Prompt
Give back the records below exactly, every one, with no pictures.
○ ○ ○ ○ ○
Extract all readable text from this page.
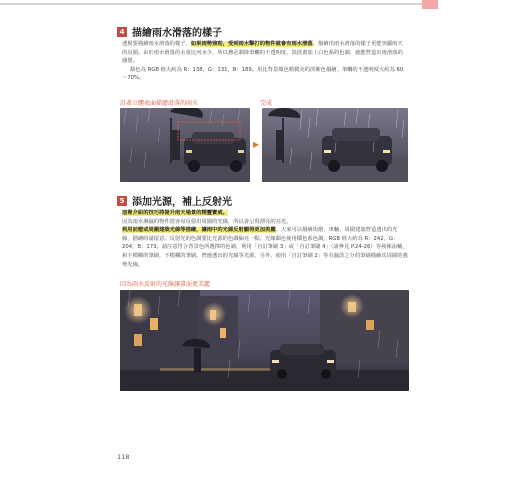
4 描繪雨水滑落的樣子

透視要描繪雨水滑落的樣子，如果雨勢強勁，受到雨水擊打的物件就會有雨水滑落。描繪出雨水滑落的樣子更能突顯雨天的氛圍。由於雨水滑落的水量比河水少，所以務必調降筆觸的不透明度，淡淡畫加上白色系的色調，就能營造出雨滑落的感覺。

顏色為 RGB 值大約為 R：138，G：131，B：189。用比背景顏色稍微亮的淡紫色描繪，筆觸的不透明度大約為 60～70%。

沿著立體表面描繪滑落的雨水	完成
▶
5 添加光源，補上反射光

這裡介紹的技巧將提升雨天場景的精靈寶威。

因為雨水淋濕的物件很容易反射出周圍的光線，所以會呈現漂亮的亮光。

利用前燈或周圍建築光線等描繪，讓雨中的光線反射顯得更加美麗。大家可以描繪街燈、車輛，周圍建築營造透出的光線，描繪時請留意。反射光的色調要比光源的色調偏亮一點。光線顏色使用橘色系色調，RGB 值大約為 R：242，G：204，B：173。請注意符合背景色所選擇的色調，利用「自訂筆刷 3」或「自訂筆刷 4」（請參見 P.24-26）等發揮添輔，和不模糊的筆刷，不模糊的筆刷。營運透出的光線等光源，另外，使用「自訂筆刷 2」等有濕淡之分的筆刷描繪其周圍的強勢光線。

因為雨水反射的光線讓畫面更美麗
118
○ ○ ○ ○ ○
Solution
Extract all readable text from this page.
4 描繪雨水滑落的樣子

透視要描繪雨水滑落的樣子，如果雨勢強勁，受到雨水擊打的物件就會有雨水滑落。描繪出雨水滑落的樣子更能突顯雨天的氛圍。由於雨水滑落的水量比河水少，所以務必調降筆觸的不透明度，淡淡畫加上白色系的色調，就能營造出雨滑落的感覺。

顏色為 RGB 值大約為 R：138，G：131，B：189。用比背景顏色稍微亮的淡紫色描繪，筆觸的不透明度大約為 60～70%。

沿著立體表面描繪滑落的雨水	完成
▶
5 添加光源，補上反射光

這裡介紹的技巧將提升雨天場景的精靈寶威。

因為雨水淋濕的物件很容易反射出周圍的光線，所以會呈現漂亮的亮光。

利用前燈或周圍建築光線等描繪，讓雨中的光線反射顯得更加美麗。大家可以描繪街燈、車輛，周圍建築營造透出的光線，描繪時請留意。反射光的色調要比光源的色調偏亮一點。光線顏色使用橘色系色調，RGB 值大約為 R：242，G：204，B：173。請注意符合背景色所選擇的色調，利用「自訂筆刷 3」或「自訂筆刷 4」（請參見 P.24-26）等發揮添輔，和不模糊的筆刷，不模糊的筆刷。營運透出的光線等光源，另外，使用「自訂筆刷 2」等有濕淡之分的筆刷描繪其周圍的強勢光線。

因為雨水反射的光線讓畫面更美麗
118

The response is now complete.